Determine which lines contain the word "JSON", then copy those lines.
○ ○ ○ ○ ○
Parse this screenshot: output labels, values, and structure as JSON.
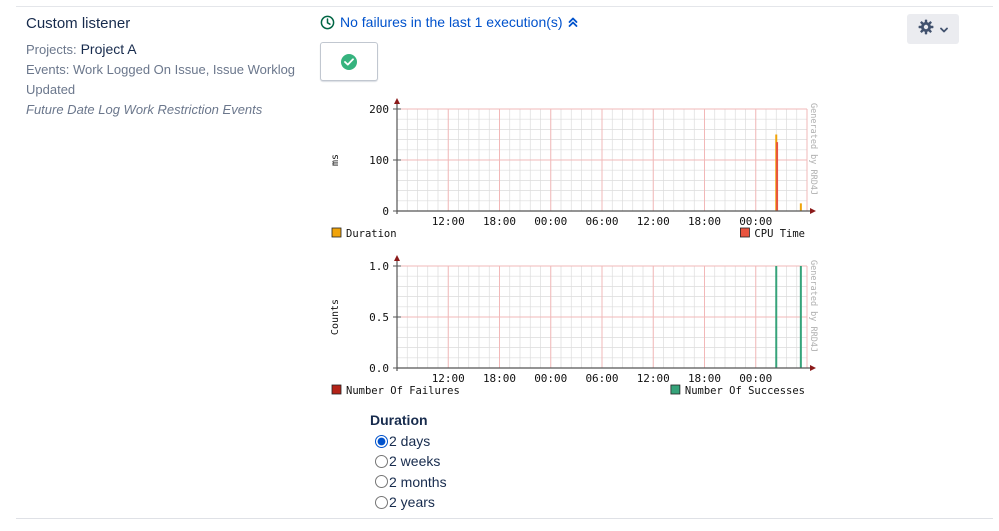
{
  "listener": {
    "title": "Custom listener",
    "projects_label": "Projects:",
    "projects_value": "Project A",
    "events_line1": "Events: Work Logged On Issue, Issue Worklog",
    "events_line2": "Updated",
    "description": "Future Date Log Work Restriction Events"
  },
  "status": {
    "text": "No failures in the last 1 execution(s)",
    "icon": "clock-icon",
    "toggle_icon": "double-chevron-up-icon",
    "color": "#0052cc"
  },
  "execution": {
    "result_icon": "check-circle-icon",
    "color": "#36b37e"
  },
  "actions": {
    "icon": "gear-icon",
    "dropdown_icon": "chevron-down-icon"
  },
  "chart_data": [
    {
      "type": "line",
      "ylabel": "ms",
      "yticks": [
        "0",
        "100",
        "200"
      ],
      "ylim": [
        0,
        200
      ],
      "xticks": [
        "12:00",
        "18:00",
        "00:00",
        "06:00",
        "12:00",
        "18:00",
        "00:00"
      ],
      "watermark": "Generated by RRD4J",
      "grid": true,
      "series": [
        {
          "name": "Duration",
          "color": "#f0a30a",
          "spikes": [
            {
              "x": 0.925,
              "y": 150
            },
            {
              "x": 0.985,
              "y": 15
            }
          ]
        },
        {
          "name": "CPU Time",
          "color": "#e8543f",
          "spikes": [
            {
              "x": 0.927,
              "y": 135
            }
          ]
        }
      ]
    },
    {
      "type": "line",
      "ylabel": "Counts",
      "yticks": [
        "0.0",
        "0.5",
        "1.0"
      ],
      "ylim": [
        0,
        1
      ],
      "xticks": [
        "12:00",
        "18:00",
        "00:00",
        "06:00",
        "12:00",
        "18:00",
        "00:00"
      ],
      "watermark": "Generated by RRD4J",
      "grid": true,
      "series": [
        {
          "name": "Number Of Failures",
          "color": "#b42318",
          "spikes": []
        },
        {
          "name": "Number Of Successes",
          "color": "#36a37a",
          "spikes": [
            {
              "x": 0.925,
              "y": 1.0
            },
            {
              "x": 0.985,
              "y": 1.0
            }
          ]
        }
      ]
    }
  ],
  "duration": {
    "title": "Duration",
    "options": [
      "2 days",
      "2 weeks",
      "2 months",
      "2 years"
    ],
    "selected": "2 days"
  }
}
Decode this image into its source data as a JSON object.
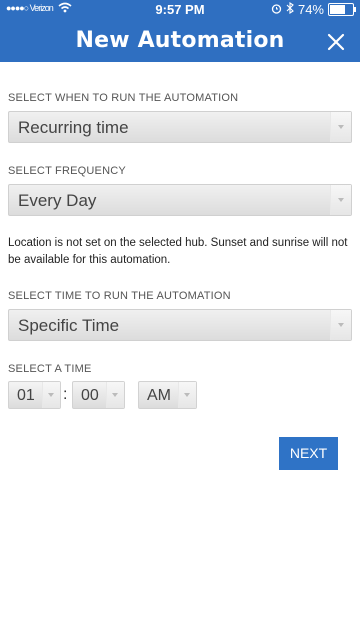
{
  "status_bar": {
    "carrier": "●●●●○ Verizon",
    "time": "9:57 PM",
    "battery": "74%",
    "battery_level": 0.74
  },
  "header": {
    "title": "New Automation",
    "close_icon": "close-icon",
    "color": "#2f6fc1"
  },
  "form": {
    "when_label": "SELECT WHEN TO RUN THE AUTOMATION",
    "when_value": "Recurring time",
    "frequency_label": "SELECT FREQUENCY",
    "frequency_value": "Every Day",
    "location_note": "Location is not set on the selected hub. Sunset and sunrise will not be available for this automation.",
    "time_mode_label": "SELECT TIME TO RUN THE AUTOMATION",
    "time_mode_value": "Specific Time",
    "time_label": "SELECT A TIME",
    "hour": "01",
    "separator": ":",
    "minute": "00",
    "ampm": "AM"
  },
  "actions": {
    "next_label": "NEXT"
  }
}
○ ○ ○ ○ ○
_Answer to the task_
Parse this screenshot: output labels, values, and structure as JSON.
Decode this image into its source data as a JSON object.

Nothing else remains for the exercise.